Return the records word for word. Any pictures in them are not part of the copy.

═════ LISTED RECORDS

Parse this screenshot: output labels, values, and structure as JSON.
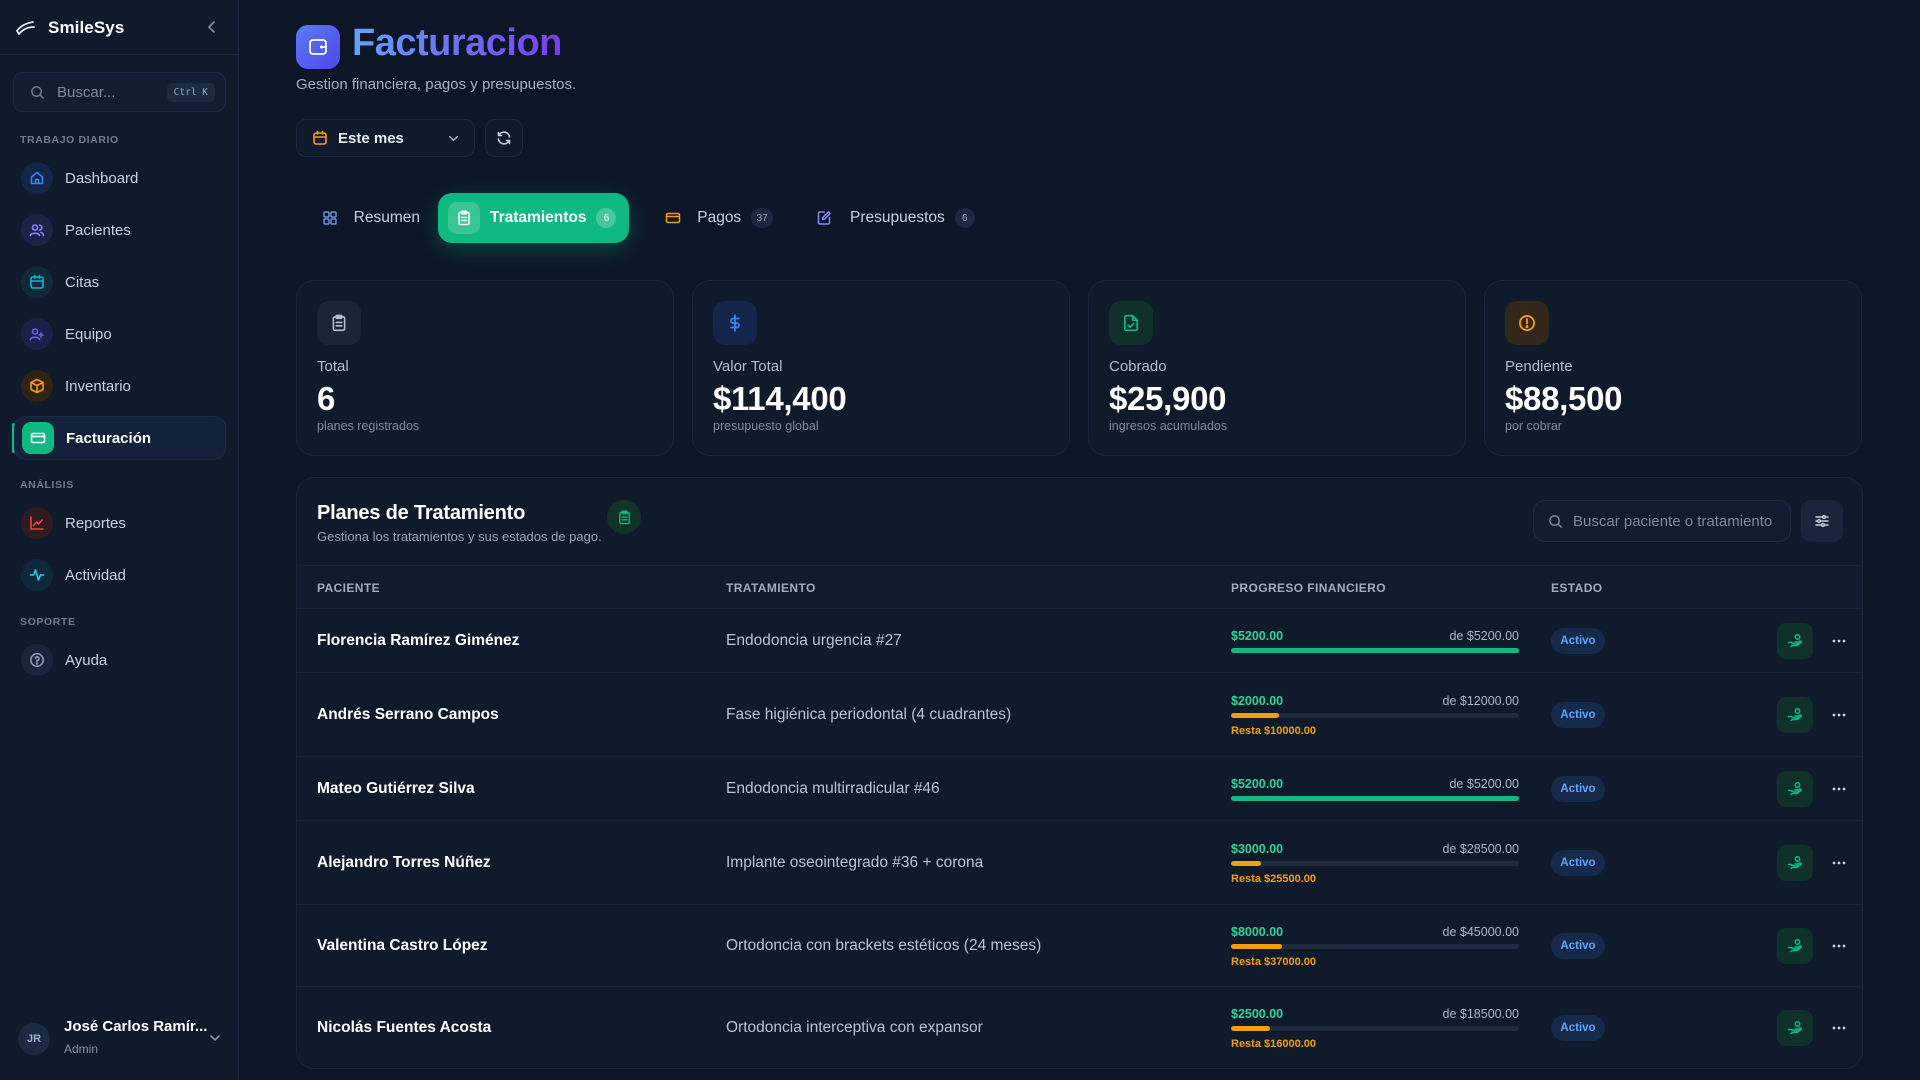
{
  "app": {
    "name": "SmileSys"
  },
  "sidebar": {
    "search_placeholder": "Buscar...",
    "search_shortcut": "Ctrl K",
    "sections": {
      "daily": "TRABAJO DIARIO",
      "analysis": "ANÁLISIS",
      "support": "SOPORTE"
    },
    "items": [
      {
        "label": "Dashboard",
        "icon": "home-icon",
        "color": "#3b82f6"
      },
      {
        "label": "Pacientes",
        "icon": "users-icon",
        "color": "#818cf8"
      },
      {
        "label": "Citas",
        "icon": "calendar-icon",
        "color": "#06b6d4"
      },
      {
        "label": "Equipo",
        "icon": "team-icon",
        "color": "#6366f1"
      },
      {
        "label": "Inventario",
        "icon": "box-icon",
        "color": "#f59e0b"
      },
      {
        "label": "Facturación",
        "icon": "billing-icon",
        "color": "#10b981",
        "active": true
      },
      {
        "label": "Reportes",
        "icon": "chart-icon",
        "color": "#ef4444"
      },
      {
        "label": "Actividad",
        "icon": "activity-icon",
        "color": "#22d3ee"
      },
      {
        "label": "Ayuda",
        "icon": "help-icon",
        "color": "#94a3b8"
      }
    ],
    "user": {
      "initials": "JR",
      "name": "José Carlos Ramír...",
      "role": "Admin"
    }
  },
  "header": {
    "title": "Facturacion",
    "subtitle": "Gestion financiera, pagos y presupuestos.",
    "period": "Este mes"
  },
  "tabs": [
    {
      "label": "Resumen",
      "badge": null,
      "icon": "grid-icon"
    },
    {
      "label": "Tratamientos",
      "badge": "6",
      "icon": "clipboard-icon",
      "active": true
    },
    {
      "label": "Pagos",
      "badge": "37",
      "icon": "card-icon"
    },
    {
      "label": "Presupuestos",
      "badge": "6",
      "icon": "edit-doc-icon"
    }
  ],
  "stats": [
    {
      "label": "Total",
      "value": "6",
      "help": "planes registrados",
      "icon": "clipboard-icon",
      "color": "#94a3b8"
    },
    {
      "label": "Valor Total",
      "value": "$114,400",
      "help": "presupuesto global",
      "icon": "dollar-icon",
      "color": "#3b82f6"
    },
    {
      "label": "Cobrado",
      "value": "$25,900",
      "help": "ingresos acumulados",
      "icon": "file-check-icon",
      "color": "#10b981"
    },
    {
      "label": "Pendiente",
      "value": "$88,500",
      "help": "por cobrar",
      "icon": "alert-icon",
      "color": "#f59e0b"
    }
  ],
  "plans": {
    "title": "Planes de Tratamiento",
    "subtitle": "Gestiona los tratamientos y sus estados de pago.",
    "search_placeholder": "Buscar paciente o tratamiento",
    "columns": {
      "patient": "PACIENTE",
      "treatment": "TRATAMIENTO",
      "progress": "PROGRESO FINANCIERO",
      "status": "ESTADO"
    },
    "rows": [
      {
        "patient": "Florencia Ramírez Giménez",
        "treatment": "Endodoncia urgencia #27",
        "paid": "$5200.00",
        "total": "de $5200.00",
        "rest": "",
        "progress": 1.0,
        "status": "Activo"
      },
      {
        "patient": "Andrés Serrano Campos",
        "treatment": "Fase higiénica periodontal (4 cuadrantes)",
        "paid": "$2000.00",
        "total": "de $12000.00",
        "rest": "Resta $10000.00",
        "progress": 0.1667,
        "status": "Activo"
      },
      {
        "patient": "Mateo Gutiérrez Silva",
        "treatment": "Endodoncia multirradicular #46",
        "paid": "$5200.00",
        "total": "de $5200.00",
        "rest": "",
        "progress": 1.0,
        "status": "Activo"
      },
      {
        "patient": "Alejandro Torres Núñez",
        "treatment": "Implante oseointegrado #36 + corona",
        "paid": "$3000.00",
        "total": "de $28500.00",
        "rest": "Resta $25500.00",
        "progress": 0.1053,
        "status": "Activo"
      },
      {
        "patient": "Valentina Castro López",
        "treatment": "Ortodoncia con brackets estéticos (24 meses)",
        "paid": "$8000.00",
        "total": "de $45000.00",
        "rest": "Resta $37000.00",
        "progress": 0.1778,
        "status": "Activo"
      },
      {
        "patient": "Nicolás Fuentes Acosta",
        "treatment": "Ortodoncia interceptiva con expansor",
        "paid": "$2500.00",
        "total": "de $18500.00",
        "rest": "Resta $16000.00",
        "progress": 0.1351,
        "status": "Activo"
      }
    ]
  },
  "colors": {
    "accent": "#10b981",
    "brand_gradient_start": "#60a5fa",
    "brand_gradient_end": "#7c3aed",
    "full_progress": "#10b981",
    "partial_progress": "#f59e0b",
    "status_active": "#60a5fa"
  }
}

══════════

ANSWER FOR THE TASK
Parse this screenshot: output labels, values, and structure as JSON.
{
  "app": {
    "name": "SmileSys"
  },
  "sidebar": {
    "search_placeholder": "Buscar...",
    "search_shortcut": "Ctrl K",
    "sections": {
      "daily": "TRABAJO DIARIO",
      "analysis": "ANÁLISIS",
      "support": "SOPORTE"
    },
    "items": [
      {
        "label": "Dashboard",
        "icon": "home-icon",
        "color": "#3b82f6"
      },
      {
        "label": "Pacientes",
        "icon": "users-icon",
        "color": "#818cf8"
      },
      {
        "label": "Citas",
        "icon": "calendar-icon",
        "color": "#06b6d4"
      },
      {
        "label": "Equipo",
        "icon": "team-icon",
        "color": "#6366f1"
      },
      {
        "label": "Inventario",
        "icon": "box-icon",
        "color": "#f59e0b"
      },
      {
        "label": "Facturación",
        "icon": "billing-icon",
        "color": "#10b981",
        "active": true
      },
      {
        "label": "Reportes",
        "icon": "chart-icon",
        "color": "#ef4444"
      },
      {
        "label": "Actividad",
        "icon": "activity-icon",
        "color": "#22d3ee"
      },
      {
        "label": "Ayuda",
        "icon": "help-icon",
        "color": "#94a3b8"
      }
    ],
    "user": {
      "initials": "JR",
      "name": "José Carlos Ramír...",
      "role": "Admin"
    }
  },
  "header": {
    "title": "Facturacion",
    "subtitle": "Gestion financiera, pagos y presupuestos.",
    "period": "Este mes"
  },
  "tabs": [
    {
      "label": "Resumen",
      "badge": null,
      "icon": "grid-icon"
    },
    {
      "label": "Tratamientos",
      "badge": "6",
      "icon": "clipboard-icon",
      "active": true
    },
    {
      "label": "Pagos",
      "badge": "37",
      "icon": "card-icon"
    },
    {
      "label": "Presupuestos",
      "badge": "6",
      "icon": "edit-doc-icon"
    }
  ],
  "stats": [
    {
      "label": "Total",
      "value": "6",
      "help": "planes registrados",
      "icon": "clipboard-icon",
      "color": "#94a3b8"
    },
    {
      "label": "Valor Total",
      "value": "$114,400",
      "help": "presupuesto global",
      "icon": "dollar-icon",
      "color": "#3b82f6"
    },
    {
      "label": "Cobrado",
      "value": "$25,900",
      "help": "ingresos acumulados",
      "icon": "file-check-icon",
      "color": "#10b981"
    },
    {
      "label": "Pendiente",
      "value": "$88,500",
      "help": "por cobrar",
      "icon": "alert-icon",
      "color": "#f59e0b"
    }
  ],
  "plans": {
    "title": "Planes de Tratamiento",
    "subtitle": "Gestiona los tratamientos y sus estados de pago.",
    "search_placeholder": "Buscar paciente o tratamiento",
    "columns": {
      "patient": "PACIENTE",
      "treatment": "TRATAMIENTO",
      "progress": "PROGRESO FINANCIERO",
      "status": "ESTADO"
    },
    "rows": [
      {
        "patient": "Florencia Ramírez Giménez",
        "treatment": "Endodoncia urgencia #27",
        "paid": "$5200.00",
        "total": "de $5200.00",
        "rest": "",
        "progress": 1.0,
        "status": "Activo"
      },
      {
        "patient": "Andrés Serrano Campos",
        "treatment": "Fase higiénica periodontal (4 cuadrantes)",
        "paid": "$2000.00",
        "total": "de $12000.00",
        "rest": "Resta $10000.00",
        "progress": 0.1667,
        "status": "Activo"
      },
      {
        "patient": "Mateo Gutiérrez Silva",
        "treatment": "Endodoncia multirradicular #46",
        "paid": "$5200.00",
        "total": "de $5200.00",
        "rest": "",
        "progress": 1.0,
        "status": "Activo"
      },
      {
        "patient": "Alejandro Torres Núñez",
        "treatment": "Implante oseointegrado #36 + corona",
        "paid": "$3000.00",
        "total": "de $28500.00",
        "rest": "Resta $25500.00",
        "progress": 0.1053,
        "status": "Activo"
      },
      {
        "patient": "Valentina Castro López",
        "treatment": "Ortodoncia con brackets estéticos (24 meses)",
        "paid": "$8000.00",
        "total": "de $45000.00",
        "rest": "Resta $37000.00",
        "progress": 0.1778,
        "status": "Activo"
      },
      {
        "patient": "Nicolás Fuentes Acosta",
        "treatment": "Ortodoncia interceptiva con expansor",
        "paid": "$2500.00",
        "total": "de $18500.00",
        "rest": "Resta $16000.00",
        "progress": 0.1351,
        "status": "Activo"
      }
    ]
  },
  "colors": {
    "accent": "#10b981",
    "brand_gradient_start": "#60a5fa",
    "brand_gradient_end": "#7c3aed",
    "full_progress": "#10b981",
    "partial_progress": "#f59e0b",
    "status_active": "#60a5fa"
  }
}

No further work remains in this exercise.